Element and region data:
+ + +
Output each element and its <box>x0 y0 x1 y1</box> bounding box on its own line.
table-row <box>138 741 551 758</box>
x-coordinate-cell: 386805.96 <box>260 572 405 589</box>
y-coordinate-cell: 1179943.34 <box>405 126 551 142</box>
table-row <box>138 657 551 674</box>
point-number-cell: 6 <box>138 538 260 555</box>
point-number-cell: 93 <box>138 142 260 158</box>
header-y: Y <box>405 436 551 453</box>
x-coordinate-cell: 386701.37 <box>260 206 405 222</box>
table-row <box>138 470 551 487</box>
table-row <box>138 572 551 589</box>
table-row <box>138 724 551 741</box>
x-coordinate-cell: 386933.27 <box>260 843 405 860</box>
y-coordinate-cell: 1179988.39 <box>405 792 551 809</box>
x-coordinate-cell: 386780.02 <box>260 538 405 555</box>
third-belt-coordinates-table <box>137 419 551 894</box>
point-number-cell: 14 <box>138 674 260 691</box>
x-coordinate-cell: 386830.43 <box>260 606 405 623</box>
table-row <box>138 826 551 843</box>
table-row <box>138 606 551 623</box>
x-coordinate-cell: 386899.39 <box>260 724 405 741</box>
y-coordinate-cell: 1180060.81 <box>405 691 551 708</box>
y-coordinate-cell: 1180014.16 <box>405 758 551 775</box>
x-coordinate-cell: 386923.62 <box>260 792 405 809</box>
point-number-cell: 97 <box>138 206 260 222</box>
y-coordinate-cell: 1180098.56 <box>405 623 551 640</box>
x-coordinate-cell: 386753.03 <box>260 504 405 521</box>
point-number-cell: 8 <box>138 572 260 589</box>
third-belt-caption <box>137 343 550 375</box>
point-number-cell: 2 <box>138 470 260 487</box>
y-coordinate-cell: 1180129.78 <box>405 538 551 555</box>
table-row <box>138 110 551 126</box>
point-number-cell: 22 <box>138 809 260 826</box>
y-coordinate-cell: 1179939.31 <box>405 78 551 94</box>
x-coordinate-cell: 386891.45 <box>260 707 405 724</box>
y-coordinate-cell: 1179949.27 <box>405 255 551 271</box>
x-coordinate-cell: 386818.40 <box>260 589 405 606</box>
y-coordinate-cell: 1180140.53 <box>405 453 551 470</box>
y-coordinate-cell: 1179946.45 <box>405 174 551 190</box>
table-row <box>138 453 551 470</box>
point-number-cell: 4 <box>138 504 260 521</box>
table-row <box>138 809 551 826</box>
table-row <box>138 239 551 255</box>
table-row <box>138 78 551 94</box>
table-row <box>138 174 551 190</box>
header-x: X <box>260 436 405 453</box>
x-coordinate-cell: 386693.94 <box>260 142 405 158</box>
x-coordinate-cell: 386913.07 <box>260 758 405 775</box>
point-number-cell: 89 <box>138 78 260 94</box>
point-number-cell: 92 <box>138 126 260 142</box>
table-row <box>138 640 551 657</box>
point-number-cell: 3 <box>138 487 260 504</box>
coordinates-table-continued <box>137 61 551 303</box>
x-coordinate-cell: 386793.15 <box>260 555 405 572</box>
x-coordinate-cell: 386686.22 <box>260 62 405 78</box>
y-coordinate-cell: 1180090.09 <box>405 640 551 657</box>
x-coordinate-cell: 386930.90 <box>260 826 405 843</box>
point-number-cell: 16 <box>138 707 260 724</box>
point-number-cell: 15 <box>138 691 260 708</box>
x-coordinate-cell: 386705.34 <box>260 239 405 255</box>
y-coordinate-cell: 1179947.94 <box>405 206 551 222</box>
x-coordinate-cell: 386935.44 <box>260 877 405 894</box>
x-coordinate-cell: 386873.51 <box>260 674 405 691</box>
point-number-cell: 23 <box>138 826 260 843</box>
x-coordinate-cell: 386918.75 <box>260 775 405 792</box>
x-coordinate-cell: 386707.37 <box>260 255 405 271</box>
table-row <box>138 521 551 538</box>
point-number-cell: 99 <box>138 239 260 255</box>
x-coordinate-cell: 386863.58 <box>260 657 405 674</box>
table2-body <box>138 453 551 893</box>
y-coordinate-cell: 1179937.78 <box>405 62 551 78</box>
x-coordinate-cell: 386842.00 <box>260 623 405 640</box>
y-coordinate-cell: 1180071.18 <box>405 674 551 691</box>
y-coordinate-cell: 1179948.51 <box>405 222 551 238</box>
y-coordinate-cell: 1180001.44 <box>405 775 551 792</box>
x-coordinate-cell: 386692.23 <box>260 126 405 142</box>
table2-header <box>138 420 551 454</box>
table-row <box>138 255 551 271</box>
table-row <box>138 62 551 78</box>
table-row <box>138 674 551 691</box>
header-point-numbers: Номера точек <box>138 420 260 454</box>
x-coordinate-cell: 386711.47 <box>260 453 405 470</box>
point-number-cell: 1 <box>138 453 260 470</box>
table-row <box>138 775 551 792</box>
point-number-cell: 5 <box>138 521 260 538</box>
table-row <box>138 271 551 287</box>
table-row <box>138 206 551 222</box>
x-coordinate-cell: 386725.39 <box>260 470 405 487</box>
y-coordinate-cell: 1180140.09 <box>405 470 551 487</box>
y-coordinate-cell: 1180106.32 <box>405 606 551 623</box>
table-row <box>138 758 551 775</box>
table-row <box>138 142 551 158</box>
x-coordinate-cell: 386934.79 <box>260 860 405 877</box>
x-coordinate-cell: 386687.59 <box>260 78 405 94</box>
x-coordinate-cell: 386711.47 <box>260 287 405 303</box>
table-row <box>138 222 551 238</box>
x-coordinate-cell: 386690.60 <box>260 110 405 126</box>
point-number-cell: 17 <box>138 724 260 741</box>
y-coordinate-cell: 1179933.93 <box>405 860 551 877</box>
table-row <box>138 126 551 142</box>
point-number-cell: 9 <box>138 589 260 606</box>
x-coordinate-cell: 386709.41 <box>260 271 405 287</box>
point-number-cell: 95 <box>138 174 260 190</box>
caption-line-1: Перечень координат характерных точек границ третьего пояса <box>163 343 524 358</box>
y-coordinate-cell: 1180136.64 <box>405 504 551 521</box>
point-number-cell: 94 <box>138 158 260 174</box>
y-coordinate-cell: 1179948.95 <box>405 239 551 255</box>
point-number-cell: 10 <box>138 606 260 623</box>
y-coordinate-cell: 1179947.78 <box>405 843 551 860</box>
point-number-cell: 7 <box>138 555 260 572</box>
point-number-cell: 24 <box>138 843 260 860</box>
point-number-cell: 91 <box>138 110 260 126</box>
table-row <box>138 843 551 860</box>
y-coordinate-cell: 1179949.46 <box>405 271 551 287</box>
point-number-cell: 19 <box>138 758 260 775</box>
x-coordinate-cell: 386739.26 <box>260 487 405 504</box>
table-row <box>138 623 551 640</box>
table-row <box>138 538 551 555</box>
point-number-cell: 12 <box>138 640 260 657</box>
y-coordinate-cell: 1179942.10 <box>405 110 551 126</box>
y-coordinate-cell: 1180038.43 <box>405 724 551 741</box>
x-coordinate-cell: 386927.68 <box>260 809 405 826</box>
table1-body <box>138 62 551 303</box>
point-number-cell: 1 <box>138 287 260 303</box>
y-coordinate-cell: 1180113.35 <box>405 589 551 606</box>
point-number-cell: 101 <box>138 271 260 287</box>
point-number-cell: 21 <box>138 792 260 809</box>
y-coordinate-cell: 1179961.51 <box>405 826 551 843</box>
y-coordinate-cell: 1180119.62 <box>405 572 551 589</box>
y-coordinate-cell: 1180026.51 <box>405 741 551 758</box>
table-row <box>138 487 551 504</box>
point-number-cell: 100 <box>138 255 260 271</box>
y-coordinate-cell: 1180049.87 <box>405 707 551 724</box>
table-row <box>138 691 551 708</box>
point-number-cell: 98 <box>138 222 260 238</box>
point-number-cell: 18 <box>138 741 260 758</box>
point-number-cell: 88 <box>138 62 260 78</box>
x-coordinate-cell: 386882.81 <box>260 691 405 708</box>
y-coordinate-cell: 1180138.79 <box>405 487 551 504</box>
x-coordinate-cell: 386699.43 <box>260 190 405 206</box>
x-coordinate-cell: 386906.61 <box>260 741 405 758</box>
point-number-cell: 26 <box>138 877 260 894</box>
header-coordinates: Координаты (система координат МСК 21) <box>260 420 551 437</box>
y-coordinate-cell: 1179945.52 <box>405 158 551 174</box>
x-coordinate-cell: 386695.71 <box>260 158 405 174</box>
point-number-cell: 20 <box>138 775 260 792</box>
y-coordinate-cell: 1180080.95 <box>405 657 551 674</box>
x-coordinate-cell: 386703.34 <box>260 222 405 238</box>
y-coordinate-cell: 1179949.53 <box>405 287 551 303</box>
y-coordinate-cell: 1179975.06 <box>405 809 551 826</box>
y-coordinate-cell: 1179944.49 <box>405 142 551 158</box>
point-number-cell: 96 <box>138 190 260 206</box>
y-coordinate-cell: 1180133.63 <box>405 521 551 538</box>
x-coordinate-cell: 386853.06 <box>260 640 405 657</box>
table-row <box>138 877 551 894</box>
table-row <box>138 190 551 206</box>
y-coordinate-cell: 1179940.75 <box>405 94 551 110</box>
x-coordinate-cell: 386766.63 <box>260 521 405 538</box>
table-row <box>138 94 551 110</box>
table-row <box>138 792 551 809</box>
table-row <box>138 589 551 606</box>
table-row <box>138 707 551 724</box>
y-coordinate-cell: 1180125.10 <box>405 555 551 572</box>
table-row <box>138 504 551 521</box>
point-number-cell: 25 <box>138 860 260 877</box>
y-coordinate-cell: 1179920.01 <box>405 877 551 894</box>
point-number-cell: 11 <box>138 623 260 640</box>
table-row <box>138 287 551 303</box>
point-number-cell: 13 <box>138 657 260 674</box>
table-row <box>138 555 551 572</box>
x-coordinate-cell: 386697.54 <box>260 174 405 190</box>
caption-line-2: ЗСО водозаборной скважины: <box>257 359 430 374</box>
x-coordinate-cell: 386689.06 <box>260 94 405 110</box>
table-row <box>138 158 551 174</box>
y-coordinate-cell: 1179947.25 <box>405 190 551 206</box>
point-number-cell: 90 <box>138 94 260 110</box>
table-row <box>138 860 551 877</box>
+ + +
The request -
Please copy everything from the start of the records down to the line containing "table-row <box>138 470 551 487</box>", including that line. Switch every "point-number-cell" to "point-id-cell" and leave all else unchanged.

Exercise result -
Output each element and its <box>x0 y0 x1 y1</box> bounding box on its own line.
table-row <box>138 741 551 758</box>
x-coordinate-cell: 386805.96 <box>260 572 405 589</box>
y-coordinate-cell: 1179943.34 <box>405 126 551 142</box>
table-row <box>138 657 551 674</box>
point-id-cell: 6 <box>138 538 260 555</box>
point-id-cell: 93 <box>138 142 260 158</box>
header-y: Y <box>405 436 551 453</box>
x-coordinate-cell: 386701.37 <box>260 206 405 222</box>
table-row <box>138 470 551 487</box>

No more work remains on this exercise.